Recorded information
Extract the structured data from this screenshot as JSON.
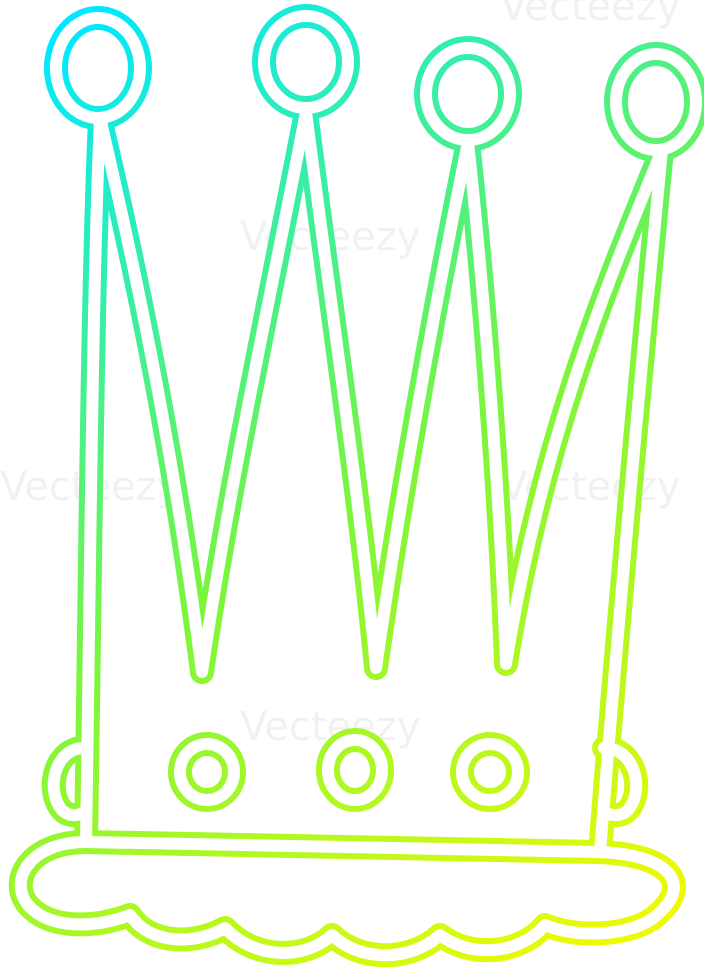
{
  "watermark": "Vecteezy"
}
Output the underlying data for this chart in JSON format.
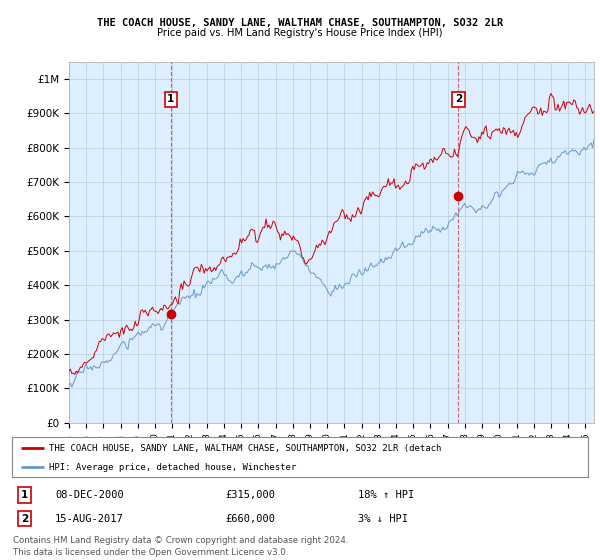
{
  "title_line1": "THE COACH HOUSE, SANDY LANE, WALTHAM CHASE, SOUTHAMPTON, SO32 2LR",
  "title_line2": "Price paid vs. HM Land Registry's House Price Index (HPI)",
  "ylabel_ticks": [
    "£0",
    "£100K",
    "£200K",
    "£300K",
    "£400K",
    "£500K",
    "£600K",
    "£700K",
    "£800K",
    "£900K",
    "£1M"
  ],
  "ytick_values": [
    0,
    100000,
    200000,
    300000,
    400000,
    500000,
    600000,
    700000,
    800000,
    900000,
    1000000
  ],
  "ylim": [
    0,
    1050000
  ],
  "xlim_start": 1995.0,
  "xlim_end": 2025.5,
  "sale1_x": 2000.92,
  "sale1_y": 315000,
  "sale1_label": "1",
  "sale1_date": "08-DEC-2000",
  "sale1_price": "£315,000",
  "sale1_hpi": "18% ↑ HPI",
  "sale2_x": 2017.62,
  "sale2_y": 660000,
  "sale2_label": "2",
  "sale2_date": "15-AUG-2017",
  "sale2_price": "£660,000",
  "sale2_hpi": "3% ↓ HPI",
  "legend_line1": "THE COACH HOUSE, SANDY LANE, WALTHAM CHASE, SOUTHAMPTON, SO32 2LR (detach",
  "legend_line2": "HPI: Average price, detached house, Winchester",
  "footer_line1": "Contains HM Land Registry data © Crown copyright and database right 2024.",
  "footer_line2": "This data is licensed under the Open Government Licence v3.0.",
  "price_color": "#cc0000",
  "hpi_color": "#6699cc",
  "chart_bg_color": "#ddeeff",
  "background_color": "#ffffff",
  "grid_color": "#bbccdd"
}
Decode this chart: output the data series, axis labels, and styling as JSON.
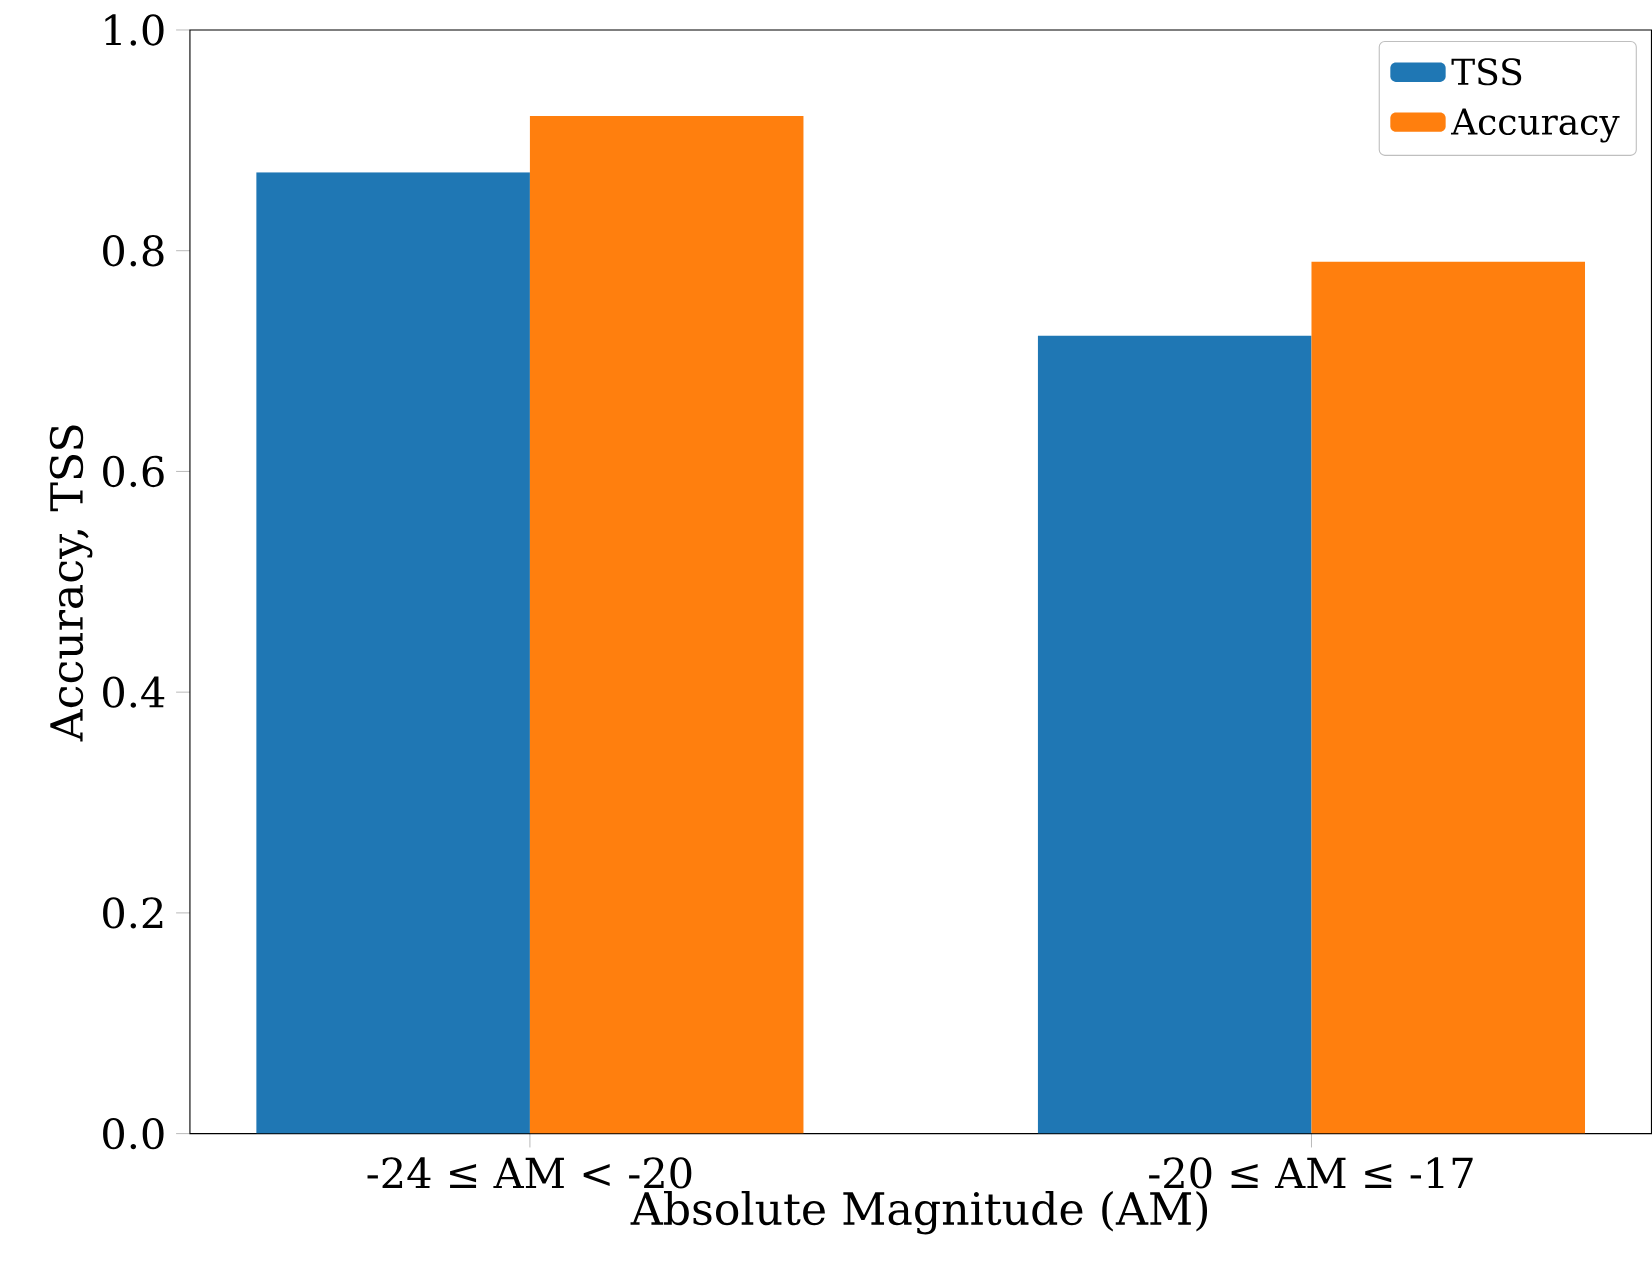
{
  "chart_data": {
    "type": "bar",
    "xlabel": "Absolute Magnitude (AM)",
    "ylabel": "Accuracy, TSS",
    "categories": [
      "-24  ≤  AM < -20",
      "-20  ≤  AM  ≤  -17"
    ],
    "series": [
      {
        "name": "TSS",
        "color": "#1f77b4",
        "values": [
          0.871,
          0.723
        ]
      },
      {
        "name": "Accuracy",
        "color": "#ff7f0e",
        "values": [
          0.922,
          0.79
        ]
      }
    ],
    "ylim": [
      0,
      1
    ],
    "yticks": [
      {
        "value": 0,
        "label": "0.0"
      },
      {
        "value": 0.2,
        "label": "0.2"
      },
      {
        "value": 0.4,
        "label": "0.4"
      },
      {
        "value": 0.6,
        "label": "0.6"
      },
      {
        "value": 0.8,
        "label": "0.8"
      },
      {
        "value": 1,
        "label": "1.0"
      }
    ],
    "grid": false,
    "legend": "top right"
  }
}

Exercise prompt
Write out the data precisely as given, excluding the pictures.

Response for this exercise
Extract the structured data from this screenshot as JSON.
{
  "watermark": "Vecteezy"
}
Output the underlying data for this chart in JSON format.
{
  "title_line1": "THE COACH HOUSE, SANDY LANE, WALTHAM CHASE, SOUTHAMPTON, SO32 2LR",
  "title_line2": "Price paid vs. HM Land Registry's House Price Index (HPI)",
  "ylabel_ticks": [
    "£0",
    "£100K",
    "£200K",
    "£300K",
    "£400K",
    "£500K",
    "£600K",
    "£700K",
    "£800K",
    "£900K",
    "£1M"
  ],
  "ytick_values": [
    0,
    100000,
    200000,
    300000,
    400000,
    500000,
    600000,
    700000,
    800000,
    900000,
    1000000
  ],
  "ylim": [
    0,
    1050000
  ],
  "xlim_start": 1995.0,
  "xlim_end": 2025.5,
  "sale1_x": 2000.92,
  "sale1_y": 315000,
  "sale1_label": "1",
  "sale1_date": "08-DEC-2000",
  "sale1_price": "£315,000",
  "sale1_hpi": "18% ↑ HPI",
  "sale2_x": 2017.62,
  "sale2_y": 660000,
  "sale2_label": "2",
  "sale2_date": "15-AUG-2017",
  "sale2_price": "£660,000",
  "sale2_hpi": "3% ↓ HPI",
  "legend_line1": "THE COACH HOUSE, SANDY LANE, WALTHAM CHASE, SOUTHAMPTON, SO32 2LR (detach",
  "legend_line2": "HPI: Average price, detached house, Winchester",
  "footer_line1": "Contains HM Land Registry data © Crown copyright and database right 2024.",
  "footer_line2": "This data is licensed under the Open Government Licence v3.0.",
  "price_color": "#cc0000",
  "hpi_color": "#6699cc",
  "chart_bg_color": "#ddeeff",
  "background_color": "#ffffff",
  "grid_color": "#bbccdd"
}
Decode this chart: output the data series, axis labels, and styling as JSON.
{
  "chart_data": {
    "type": "bar",
    "xlabel": "Absolute Magnitude (AM)",
    "ylabel": "Accuracy, TSS",
    "categories": [
      "-24  ≤  AM < -20",
      "-20  ≤  AM  ≤  -17"
    ],
    "series": [
      {
        "name": "TSS",
        "color": "#1f77b4",
        "values": [
          0.871,
          0.723
        ]
      },
      {
        "name": "Accuracy",
        "color": "#ff7f0e",
        "values": [
          0.922,
          0.79
        ]
      }
    ],
    "ylim": [
      0,
      1
    ],
    "yticks": [
      {
        "value": 0,
        "label": "0.0"
      },
      {
        "value": 0.2,
        "label": "0.2"
      },
      {
        "value": 0.4,
        "label": "0.4"
      },
      {
        "value": 0.6,
        "label": "0.6"
      },
      {
        "value": 0.8,
        "label": "0.8"
      },
      {
        "value": 1,
        "label": "1.0"
      }
    ],
    "grid": false,
    "legend": "top right"
  }
}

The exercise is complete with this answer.